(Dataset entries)
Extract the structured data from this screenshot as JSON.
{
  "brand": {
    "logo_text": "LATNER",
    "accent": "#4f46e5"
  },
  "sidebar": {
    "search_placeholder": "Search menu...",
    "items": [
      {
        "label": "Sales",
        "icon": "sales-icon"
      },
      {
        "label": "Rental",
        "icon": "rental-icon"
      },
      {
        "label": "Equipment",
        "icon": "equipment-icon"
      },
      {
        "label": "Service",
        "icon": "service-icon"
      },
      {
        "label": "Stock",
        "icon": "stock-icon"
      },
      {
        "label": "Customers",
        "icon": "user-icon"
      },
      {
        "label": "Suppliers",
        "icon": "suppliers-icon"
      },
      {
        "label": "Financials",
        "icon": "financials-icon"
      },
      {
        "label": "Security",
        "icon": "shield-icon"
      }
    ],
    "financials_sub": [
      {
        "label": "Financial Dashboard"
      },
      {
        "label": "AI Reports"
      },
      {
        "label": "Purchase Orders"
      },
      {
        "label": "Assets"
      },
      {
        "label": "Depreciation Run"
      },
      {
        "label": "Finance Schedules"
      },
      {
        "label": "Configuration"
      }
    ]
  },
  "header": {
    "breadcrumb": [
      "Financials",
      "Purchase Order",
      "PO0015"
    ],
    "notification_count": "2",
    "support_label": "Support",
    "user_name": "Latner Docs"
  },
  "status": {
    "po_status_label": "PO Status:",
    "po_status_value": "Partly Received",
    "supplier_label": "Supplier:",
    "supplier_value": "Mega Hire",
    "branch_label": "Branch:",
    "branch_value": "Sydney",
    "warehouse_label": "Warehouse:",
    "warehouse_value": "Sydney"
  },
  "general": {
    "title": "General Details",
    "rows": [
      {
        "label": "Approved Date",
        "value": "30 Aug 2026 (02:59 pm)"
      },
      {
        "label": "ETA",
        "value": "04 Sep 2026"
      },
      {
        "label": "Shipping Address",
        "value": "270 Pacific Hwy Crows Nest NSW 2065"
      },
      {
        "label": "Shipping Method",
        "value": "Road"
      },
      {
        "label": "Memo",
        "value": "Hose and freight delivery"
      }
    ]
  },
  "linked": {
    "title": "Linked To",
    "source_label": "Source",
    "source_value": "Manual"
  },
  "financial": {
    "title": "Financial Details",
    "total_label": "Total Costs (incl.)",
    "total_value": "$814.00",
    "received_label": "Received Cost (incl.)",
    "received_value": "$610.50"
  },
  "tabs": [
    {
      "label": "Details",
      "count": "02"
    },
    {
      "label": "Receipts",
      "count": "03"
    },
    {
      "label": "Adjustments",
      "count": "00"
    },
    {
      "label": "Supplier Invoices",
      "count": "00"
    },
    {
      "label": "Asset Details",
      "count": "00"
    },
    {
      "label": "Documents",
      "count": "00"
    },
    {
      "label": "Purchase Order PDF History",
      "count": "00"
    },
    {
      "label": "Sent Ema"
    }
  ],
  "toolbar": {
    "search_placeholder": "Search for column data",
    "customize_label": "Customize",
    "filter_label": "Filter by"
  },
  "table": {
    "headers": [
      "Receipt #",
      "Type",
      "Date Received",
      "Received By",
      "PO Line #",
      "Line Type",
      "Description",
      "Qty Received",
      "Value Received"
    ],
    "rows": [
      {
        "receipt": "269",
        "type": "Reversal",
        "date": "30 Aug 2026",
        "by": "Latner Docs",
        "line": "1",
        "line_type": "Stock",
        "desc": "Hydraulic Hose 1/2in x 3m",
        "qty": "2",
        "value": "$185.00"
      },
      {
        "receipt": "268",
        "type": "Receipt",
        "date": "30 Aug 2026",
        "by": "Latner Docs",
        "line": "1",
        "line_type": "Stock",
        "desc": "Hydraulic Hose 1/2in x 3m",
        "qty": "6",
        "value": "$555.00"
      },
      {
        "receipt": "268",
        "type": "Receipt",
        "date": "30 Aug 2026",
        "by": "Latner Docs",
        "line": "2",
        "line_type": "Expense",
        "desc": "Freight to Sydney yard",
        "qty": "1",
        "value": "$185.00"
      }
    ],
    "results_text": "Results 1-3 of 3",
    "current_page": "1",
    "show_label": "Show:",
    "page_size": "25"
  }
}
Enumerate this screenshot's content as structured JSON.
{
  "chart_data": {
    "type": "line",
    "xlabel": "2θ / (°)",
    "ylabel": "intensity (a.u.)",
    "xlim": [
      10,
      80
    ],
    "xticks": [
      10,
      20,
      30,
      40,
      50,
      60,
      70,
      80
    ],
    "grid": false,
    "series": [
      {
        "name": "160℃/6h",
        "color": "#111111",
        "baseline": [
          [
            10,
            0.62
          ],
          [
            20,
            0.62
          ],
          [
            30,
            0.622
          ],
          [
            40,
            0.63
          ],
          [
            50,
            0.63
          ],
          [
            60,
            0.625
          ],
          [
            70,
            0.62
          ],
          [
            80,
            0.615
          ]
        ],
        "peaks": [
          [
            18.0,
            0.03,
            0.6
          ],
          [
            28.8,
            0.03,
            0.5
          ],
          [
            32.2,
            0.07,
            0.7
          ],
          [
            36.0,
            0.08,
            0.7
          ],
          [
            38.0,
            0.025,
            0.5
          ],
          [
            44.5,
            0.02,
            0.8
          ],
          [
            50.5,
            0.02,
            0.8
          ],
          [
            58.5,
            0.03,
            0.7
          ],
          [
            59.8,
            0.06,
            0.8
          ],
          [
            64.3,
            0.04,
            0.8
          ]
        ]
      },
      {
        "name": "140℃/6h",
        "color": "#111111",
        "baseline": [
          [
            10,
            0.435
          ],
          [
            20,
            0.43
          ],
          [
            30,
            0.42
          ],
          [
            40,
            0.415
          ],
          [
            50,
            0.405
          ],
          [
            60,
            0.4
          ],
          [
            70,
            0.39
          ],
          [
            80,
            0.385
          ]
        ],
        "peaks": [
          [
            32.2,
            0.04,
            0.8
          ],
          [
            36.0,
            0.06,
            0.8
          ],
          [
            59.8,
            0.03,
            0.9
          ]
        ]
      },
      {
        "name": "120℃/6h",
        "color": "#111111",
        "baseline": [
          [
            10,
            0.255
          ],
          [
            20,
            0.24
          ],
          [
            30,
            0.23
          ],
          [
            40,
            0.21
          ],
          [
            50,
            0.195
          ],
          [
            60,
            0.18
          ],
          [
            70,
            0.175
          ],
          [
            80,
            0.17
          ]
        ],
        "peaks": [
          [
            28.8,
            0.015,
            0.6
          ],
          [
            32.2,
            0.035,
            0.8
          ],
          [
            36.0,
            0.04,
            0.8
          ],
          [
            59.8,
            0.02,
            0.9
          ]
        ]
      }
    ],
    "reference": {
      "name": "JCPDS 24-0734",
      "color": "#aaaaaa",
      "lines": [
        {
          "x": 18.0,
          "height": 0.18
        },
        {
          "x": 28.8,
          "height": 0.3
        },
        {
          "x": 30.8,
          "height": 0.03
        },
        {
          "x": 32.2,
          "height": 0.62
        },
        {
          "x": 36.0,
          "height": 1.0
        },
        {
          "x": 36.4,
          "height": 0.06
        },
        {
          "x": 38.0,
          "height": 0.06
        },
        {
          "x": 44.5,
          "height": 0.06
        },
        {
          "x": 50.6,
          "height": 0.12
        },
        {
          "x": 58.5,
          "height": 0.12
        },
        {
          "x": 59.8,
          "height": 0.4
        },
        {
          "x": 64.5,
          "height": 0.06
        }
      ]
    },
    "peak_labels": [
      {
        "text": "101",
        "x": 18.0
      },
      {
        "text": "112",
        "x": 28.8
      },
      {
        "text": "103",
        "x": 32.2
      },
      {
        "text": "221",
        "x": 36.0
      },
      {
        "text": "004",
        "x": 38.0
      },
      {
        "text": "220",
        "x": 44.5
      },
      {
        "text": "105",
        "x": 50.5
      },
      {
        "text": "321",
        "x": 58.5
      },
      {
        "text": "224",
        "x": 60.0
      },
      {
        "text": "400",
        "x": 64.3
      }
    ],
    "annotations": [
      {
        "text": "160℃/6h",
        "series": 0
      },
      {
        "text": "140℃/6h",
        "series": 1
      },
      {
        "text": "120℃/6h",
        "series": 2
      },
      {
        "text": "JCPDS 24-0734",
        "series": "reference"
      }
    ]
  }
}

Task details>
Show all lines in the entries above where the string "series" appears.

In response>
    "series": [
        "series": 0
        "series": 1
        "series": 2
        "series": "reference"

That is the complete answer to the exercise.